BEGIN RECORD SET

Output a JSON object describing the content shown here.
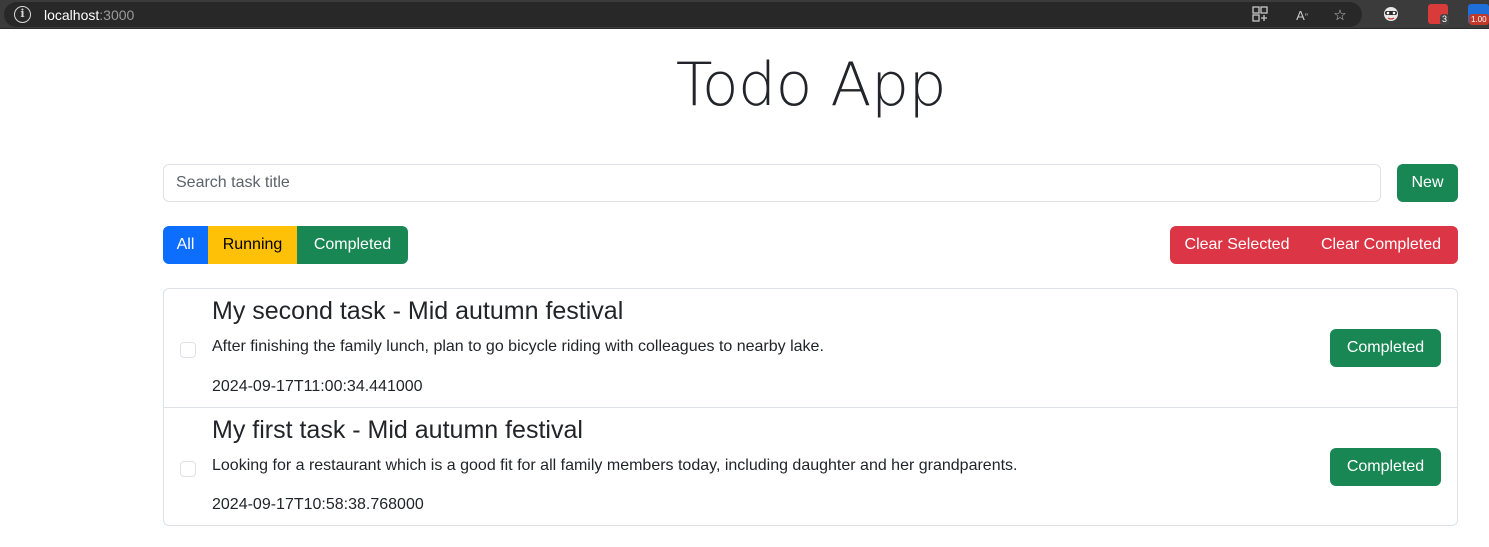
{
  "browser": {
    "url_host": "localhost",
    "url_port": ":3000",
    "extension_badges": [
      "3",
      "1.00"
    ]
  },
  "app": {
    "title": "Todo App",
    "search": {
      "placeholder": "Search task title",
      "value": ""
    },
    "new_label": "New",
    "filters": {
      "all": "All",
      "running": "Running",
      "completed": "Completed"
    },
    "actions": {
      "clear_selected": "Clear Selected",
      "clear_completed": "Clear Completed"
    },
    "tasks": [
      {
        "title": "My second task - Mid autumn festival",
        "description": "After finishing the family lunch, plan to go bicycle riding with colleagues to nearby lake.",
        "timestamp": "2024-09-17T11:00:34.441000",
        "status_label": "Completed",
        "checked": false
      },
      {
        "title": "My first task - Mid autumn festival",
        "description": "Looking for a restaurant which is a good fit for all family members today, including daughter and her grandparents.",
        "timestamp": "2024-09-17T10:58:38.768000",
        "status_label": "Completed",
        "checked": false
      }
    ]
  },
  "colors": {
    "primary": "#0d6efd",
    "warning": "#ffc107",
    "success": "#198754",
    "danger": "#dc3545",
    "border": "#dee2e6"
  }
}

END RECORD SET

» **WHAT THE TASK ASKS**:
Copy the listing word for word, excluding its pictures.

» **RESULT FOR THIS TASK**:
Output a JSON object describing the content shown here.
{
  "browser": {
    "url_host": "localhost",
    "url_port": ":3000",
    "extension_badges": [
      "3",
      "1.00"
    ]
  },
  "app": {
    "title": "Todo App",
    "search": {
      "placeholder": "Search task title",
      "value": ""
    },
    "new_label": "New",
    "filters": {
      "all": "All",
      "running": "Running",
      "completed": "Completed"
    },
    "actions": {
      "clear_selected": "Clear Selected",
      "clear_completed": "Clear Completed"
    },
    "tasks": [
      {
        "title": "My second task - Mid autumn festival",
        "description": "After finishing the family lunch, plan to go bicycle riding with colleagues to nearby lake.",
        "timestamp": "2024-09-17T11:00:34.441000",
        "status_label": "Completed",
        "checked": false
      },
      {
        "title": "My first task - Mid autumn festival",
        "description": "Looking for a restaurant which is a good fit for all family members today, including daughter and her grandparents.",
        "timestamp": "2024-09-17T10:58:38.768000",
        "status_label": "Completed",
        "checked": false
      }
    ]
  },
  "colors": {
    "primary": "#0d6efd",
    "warning": "#ffc107",
    "success": "#198754",
    "danger": "#dc3545",
    "border": "#dee2e6"
  }
}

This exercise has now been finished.